## Exercise description
All of the data should be output character for character, except the pictures.

## Task inputs
▬▬▬

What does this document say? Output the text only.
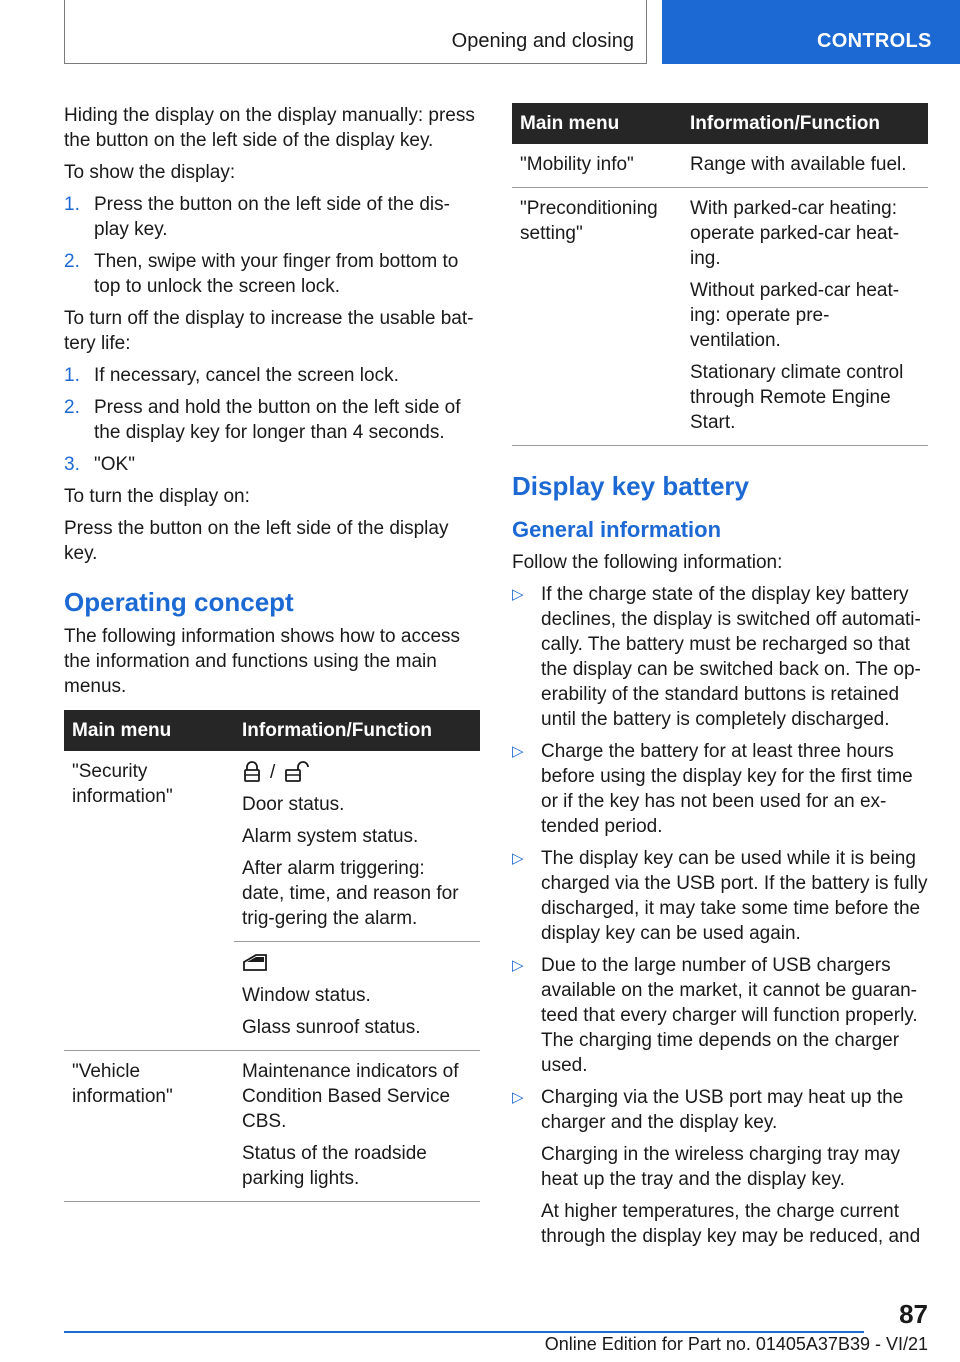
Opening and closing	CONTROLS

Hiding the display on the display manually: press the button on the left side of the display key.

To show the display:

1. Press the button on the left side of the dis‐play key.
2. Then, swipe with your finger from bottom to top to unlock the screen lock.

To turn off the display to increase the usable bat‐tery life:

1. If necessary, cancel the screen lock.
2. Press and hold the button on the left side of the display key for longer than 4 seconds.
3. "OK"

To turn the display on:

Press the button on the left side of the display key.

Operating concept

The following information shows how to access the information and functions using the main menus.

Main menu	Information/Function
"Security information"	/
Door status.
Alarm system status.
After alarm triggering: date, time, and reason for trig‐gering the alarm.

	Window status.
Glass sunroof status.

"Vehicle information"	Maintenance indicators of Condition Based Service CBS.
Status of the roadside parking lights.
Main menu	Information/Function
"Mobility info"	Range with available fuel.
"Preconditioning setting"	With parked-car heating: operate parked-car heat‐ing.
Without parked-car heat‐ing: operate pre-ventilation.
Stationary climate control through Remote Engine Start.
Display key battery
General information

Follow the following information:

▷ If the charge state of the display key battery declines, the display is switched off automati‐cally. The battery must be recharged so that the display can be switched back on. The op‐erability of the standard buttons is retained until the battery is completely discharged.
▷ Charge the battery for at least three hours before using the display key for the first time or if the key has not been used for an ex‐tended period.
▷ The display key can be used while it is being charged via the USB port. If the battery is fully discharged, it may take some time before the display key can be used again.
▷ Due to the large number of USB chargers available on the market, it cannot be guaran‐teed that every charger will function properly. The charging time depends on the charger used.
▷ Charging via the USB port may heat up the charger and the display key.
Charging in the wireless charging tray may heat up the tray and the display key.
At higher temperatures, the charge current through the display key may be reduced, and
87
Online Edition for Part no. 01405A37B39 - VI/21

▬▬▬

## Response to this exercise
What does this document say? Output the text only.
Opening and closing	CONTROLS

Hiding the display on the display manually: press the button on the left side of the display key.

To show the display:

1. Press the button on the left side of the dis‐play key.
2. Then, swipe with your finger from bottom to top to unlock the screen lock.

To turn off the display to increase the usable bat‐tery life:

1. If necessary, cancel the screen lock.
2. Press and hold the button on the left side of the display key for longer than 4 seconds.
3. "OK"

To turn the display on:

Press the button on the left side of the display key.

Operating concept

The following information shows how to access the information and functions using the main menus.

Main menu	Information/Function
"Security information"	/
Door status.
Alarm system status.
After alarm triggering: date, time, and reason for trig‐gering the alarm.

	Window status.
Glass sunroof status.

"Vehicle information"	Maintenance indicators of Condition Based Service CBS.
Status of the roadside parking lights.
Main menu	Information/Function
"Mobility info"	Range with available fuel.
"Preconditioning setting"	With parked-car heating: operate parked-car heat‐ing.
Without parked-car heat‐ing: operate pre-ventilation.
Stationary climate control through Remote Engine Start.
Display key battery
General information

Follow the following information:

▷ If the charge state of the display key battery declines, the display is switched off automati‐cally. The battery must be recharged so that the display can be switched back on. The op‐erability of the standard buttons is retained until the battery is completely discharged.
▷ Charge the battery for at least three hours before using the display key for the first time or if the key has not been used for an ex‐tended period.
▷ The display key can be used while it is being charged via the USB port. If the battery is fully discharged, it may take some time before the display key can be used again.
▷ Due to the large number of USB chargers available on the market, it cannot be guaran‐teed that every charger will function properly. The charging time depends on the charger used.
▷ Charging via the USB port may heat up the charger and the display key.
Charging in the wireless charging tray may heat up the tray and the display key.
At higher temperatures, the charge current through the display key may be reduced, and
87
Online Edition for Part no. 01405A37B39 - VI/21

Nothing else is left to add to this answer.